AIM: Below are some records: retype them all exactly, but not the pictures.

SUPPLIED INFORMATION:
▼▼▼
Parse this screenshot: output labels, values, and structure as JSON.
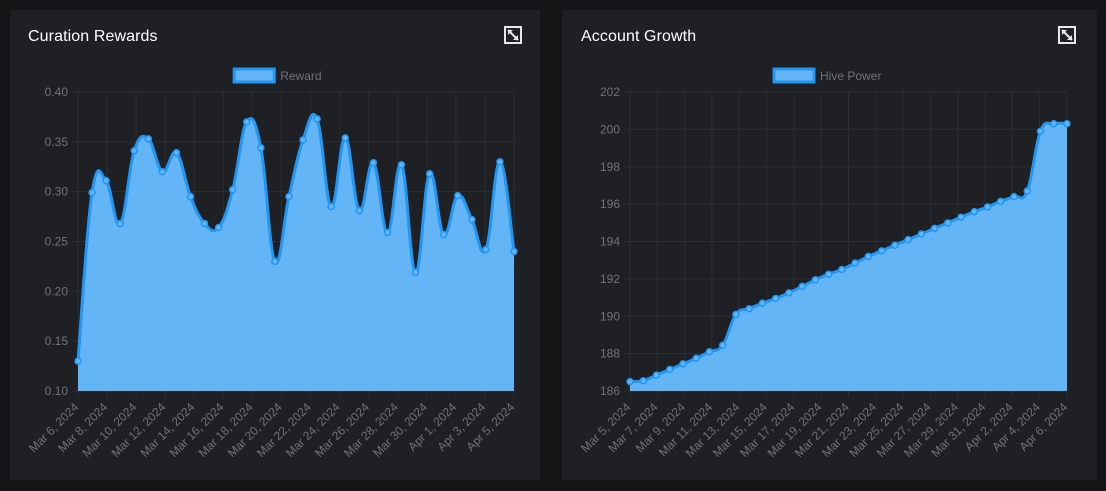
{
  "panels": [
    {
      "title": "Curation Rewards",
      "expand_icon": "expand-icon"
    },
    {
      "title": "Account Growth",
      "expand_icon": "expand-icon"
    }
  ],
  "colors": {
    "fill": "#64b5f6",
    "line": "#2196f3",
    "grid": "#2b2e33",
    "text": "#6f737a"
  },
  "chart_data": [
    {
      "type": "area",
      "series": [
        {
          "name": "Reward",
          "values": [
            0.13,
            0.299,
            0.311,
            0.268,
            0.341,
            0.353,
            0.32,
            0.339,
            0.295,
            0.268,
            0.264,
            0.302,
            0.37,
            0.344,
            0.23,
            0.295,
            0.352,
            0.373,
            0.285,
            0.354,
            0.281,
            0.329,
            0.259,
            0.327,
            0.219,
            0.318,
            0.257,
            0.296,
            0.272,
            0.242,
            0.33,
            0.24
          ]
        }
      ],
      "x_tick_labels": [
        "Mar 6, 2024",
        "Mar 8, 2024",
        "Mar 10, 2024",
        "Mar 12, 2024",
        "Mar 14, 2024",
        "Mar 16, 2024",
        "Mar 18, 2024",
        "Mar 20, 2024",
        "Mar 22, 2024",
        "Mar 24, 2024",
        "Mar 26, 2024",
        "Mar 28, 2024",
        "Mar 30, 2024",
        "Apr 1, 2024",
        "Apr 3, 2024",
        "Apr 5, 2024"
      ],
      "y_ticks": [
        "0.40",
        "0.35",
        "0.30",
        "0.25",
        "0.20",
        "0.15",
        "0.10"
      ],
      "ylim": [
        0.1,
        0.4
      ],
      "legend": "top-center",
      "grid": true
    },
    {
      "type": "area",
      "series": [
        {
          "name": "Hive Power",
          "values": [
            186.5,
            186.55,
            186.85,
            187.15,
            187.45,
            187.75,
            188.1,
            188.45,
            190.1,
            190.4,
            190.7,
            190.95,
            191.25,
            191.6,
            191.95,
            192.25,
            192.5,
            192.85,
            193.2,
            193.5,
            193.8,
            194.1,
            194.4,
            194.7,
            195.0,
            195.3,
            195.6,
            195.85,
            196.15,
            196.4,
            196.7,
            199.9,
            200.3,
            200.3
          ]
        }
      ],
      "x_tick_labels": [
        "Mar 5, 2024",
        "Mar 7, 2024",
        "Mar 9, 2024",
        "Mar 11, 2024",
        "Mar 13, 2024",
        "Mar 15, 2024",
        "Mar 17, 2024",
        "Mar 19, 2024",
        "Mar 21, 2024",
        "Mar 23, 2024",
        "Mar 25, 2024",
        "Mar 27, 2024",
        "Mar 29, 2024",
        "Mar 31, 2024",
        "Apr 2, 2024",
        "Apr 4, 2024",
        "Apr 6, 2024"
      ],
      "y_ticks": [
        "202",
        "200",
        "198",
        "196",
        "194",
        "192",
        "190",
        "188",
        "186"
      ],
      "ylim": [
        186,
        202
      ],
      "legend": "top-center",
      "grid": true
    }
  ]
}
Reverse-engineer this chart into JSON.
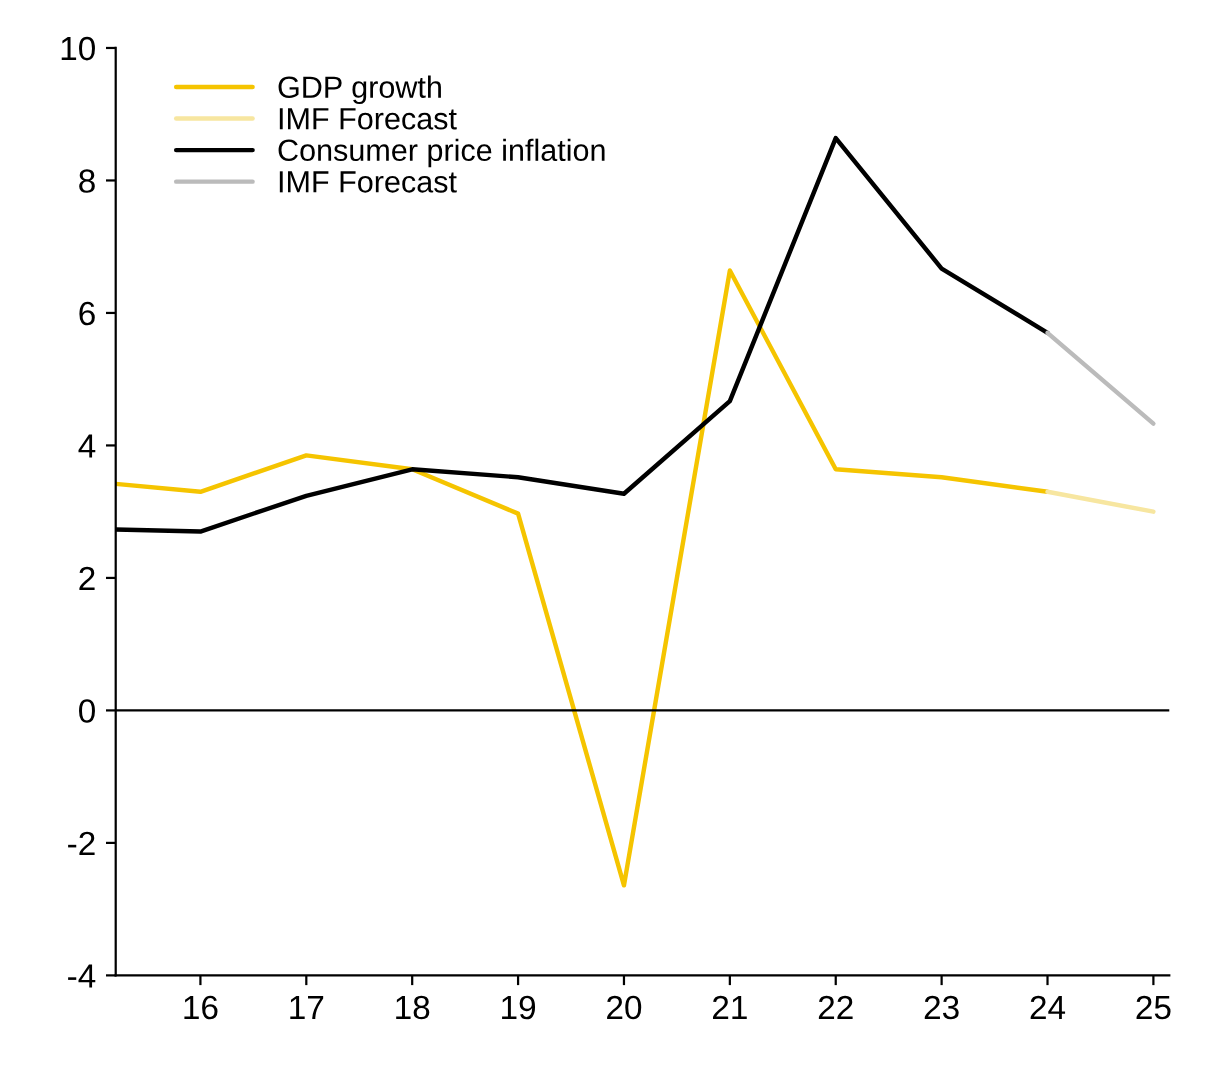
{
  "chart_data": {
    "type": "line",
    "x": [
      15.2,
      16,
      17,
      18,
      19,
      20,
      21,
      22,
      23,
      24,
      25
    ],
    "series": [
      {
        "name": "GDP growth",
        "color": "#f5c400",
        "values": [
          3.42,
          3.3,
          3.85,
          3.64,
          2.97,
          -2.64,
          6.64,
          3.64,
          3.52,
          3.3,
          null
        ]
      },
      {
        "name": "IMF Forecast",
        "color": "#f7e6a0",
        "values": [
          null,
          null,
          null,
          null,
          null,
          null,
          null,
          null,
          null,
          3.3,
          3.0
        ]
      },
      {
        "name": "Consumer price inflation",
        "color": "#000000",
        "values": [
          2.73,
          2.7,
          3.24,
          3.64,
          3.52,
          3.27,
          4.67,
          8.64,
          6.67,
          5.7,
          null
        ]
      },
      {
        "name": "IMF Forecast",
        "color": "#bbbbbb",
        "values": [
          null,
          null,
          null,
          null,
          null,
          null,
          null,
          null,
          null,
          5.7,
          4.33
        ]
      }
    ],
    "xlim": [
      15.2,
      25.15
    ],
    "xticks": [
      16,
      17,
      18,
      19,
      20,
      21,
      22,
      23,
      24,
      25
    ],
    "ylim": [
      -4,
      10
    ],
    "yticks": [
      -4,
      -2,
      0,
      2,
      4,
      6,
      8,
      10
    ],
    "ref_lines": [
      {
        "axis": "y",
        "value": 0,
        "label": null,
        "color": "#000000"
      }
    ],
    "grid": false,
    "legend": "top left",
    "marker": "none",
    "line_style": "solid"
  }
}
▲▲▲
WRITTEN RESPONSE:
Parse this screenshot: output labels, values, and structure as JSON.
{
  "panels": [
    {
      "title": "Curation Rewards",
      "expand_icon": "expand-icon"
    },
    {
      "title": "Account Growth",
      "expand_icon": "expand-icon"
    }
  ],
  "colors": {
    "fill": "#64b5f6",
    "line": "#2196f3",
    "grid": "#2b2e33",
    "text": "#6f737a"
  },
  "chart_data": [
    {
      "type": "area",
      "series": [
        {
          "name": "Reward",
          "values": [
            0.13,
            0.299,
            0.311,
            0.268,
            0.341,
            0.353,
            0.32,
            0.339,
            0.295,
            0.268,
            0.264,
            0.302,
            0.37,
            0.344,
            0.23,
            0.295,
            0.352,
            0.373,
            0.285,
            0.354,
            0.281,
            0.329,
            0.259,
            0.327,
            0.219,
            0.318,
            0.257,
            0.296,
            0.272,
            0.242,
            0.33,
            0.24
          ]
        }
      ],
      "x_tick_labels": [
        "Mar 6, 2024",
        "Mar 8, 2024",
        "Mar 10, 2024",
        "Mar 12, 2024",
        "Mar 14, 2024",
        "Mar 16, 2024",
        "Mar 18, 2024",
        "Mar 20, 2024",
        "Mar 22, 2024",
        "Mar 24, 2024",
        "Mar 26, 2024",
        "Mar 28, 2024",
        "Mar 30, 2024",
        "Apr 1, 2024",
        "Apr 3, 2024",
        "Apr 5, 2024"
      ],
      "y_ticks": [
        "0.40",
        "0.35",
        "0.30",
        "0.25",
        "0.20",
        "0.15",
        "0.10"
      ],
      "ylim": [
        0.1,
        0.4
      ],
      "legend": "top-center",
      "grid": true
    },
    {
      "type": "area",
      "series": [
        {
          "name": "Hive Power",
          "values": [
            186.5,
            186.55,
            186.85,
            187.15,
            187.45,
            187.75,
            188.1,
            188.45,
            190.1,
            190.4,
            190.7,
            190.95,
            191.25,
            191.6,
            191.95,
            192.25,
            192.5,
            192.85,
            193.2,
            193.5,
            193.8,
            194.1,
            194.4,
            194.7,
            195.0,
            195.3,
            195.6,
            195.85,
            196.15,
            196.4,
            196.7,
            199.9,
            200.3,
            200.3
          ]
        }
      ],
      "x_tick_labels": [
        "Mar 5, 2024",
        "Mar 7, 2024",
        "Mar 9, 2024",
        "Mar 11, 2024",
        "Mar 13, 2024",
        "Mar 15, 2024",
        "Mar 17, 2024",
        "Mar 19, 2024",
        "Mar 21, 2024",
        "Mar 23, 2024",
        "Mar 25, 2024",
        "Mar 27, 2024",
        "Mar 29, 2024",
        "Mar 31, 2024",
        "Apr 2, 2024",
        "Apr 4, 2024",
        "Apr 6, 2024"
      ],
      "y_ticks": [
        "202",
        "200",
        "198",
        "196",
        "194",
        "192",
        "190",
        "188",
        "186"
      ],
      "ylim": [
        186,
        202
      ],
      "legend": "top-center",
      "grid": true
    }
  ]
}
Reverse-engineer this chart into JSON.
{
  "chart_data": {
    "type": "line",
    "x": [
      15.2,
      16,
      17,
      18,
      19,
      20,
      21,
      22,
      23,
      24,
      25
    ],
    "series": [
      {
        "name": "GDP growth",
        "color": "#f5c400",
        "values": [
          3.42,
          3.3,
          3.85,
          3.64,
          2.97,
          -2.64,
          6.64,
          3.64,
          3.52,
          3.3,
          null
        ]
      },
      {
        "name": "IMF Forecast",
        "color": "#f7e6a0",
        "values": [
          null,
          null,
          null,
          null,
          null,
          null,
          null,
          null,
          null,
          3.3,
          3.0
        ]
      },
      {
        "name": "Consumer price inflation",
        "color": "#000000",
        "values": [
          2.73,
          2.7,
          3.24,
          3.64,
          3.52,
          3.27,
          4.67,
          8.64,
          6.67,
          5.7,
          null
        ]
      },
      {
        "name": "IMF Forecast",
        "color": "#bbbbbb",
        "values": [
          null,
          null,
          null,
          null,
          null,
          null,
          null,
          null,
          null,
          5.7,
          4.33
        ]
      }
    ],
    "xlim": [
      15.2,
      25.15
    ],
    "xticks": [
      16,
      17,
      18,
      19,
      20,
      21,
      22,
      23,
      24,
      25
    ],
    "ylim": [
      -4,
      10
    ],
    "yticks": [
      -4,
      -2,
      0,
      2,
      4,
      6,
      8,
      10
    ],
    "ref_lines": [
      {
        "axis": "y",
        "value": 0,
        "label": null,
        "color": "#000000"
      }
    ],
    "grid": false,
    "legend": "top left",
    "marker": "none",
    "line_style": "solid"
  }
}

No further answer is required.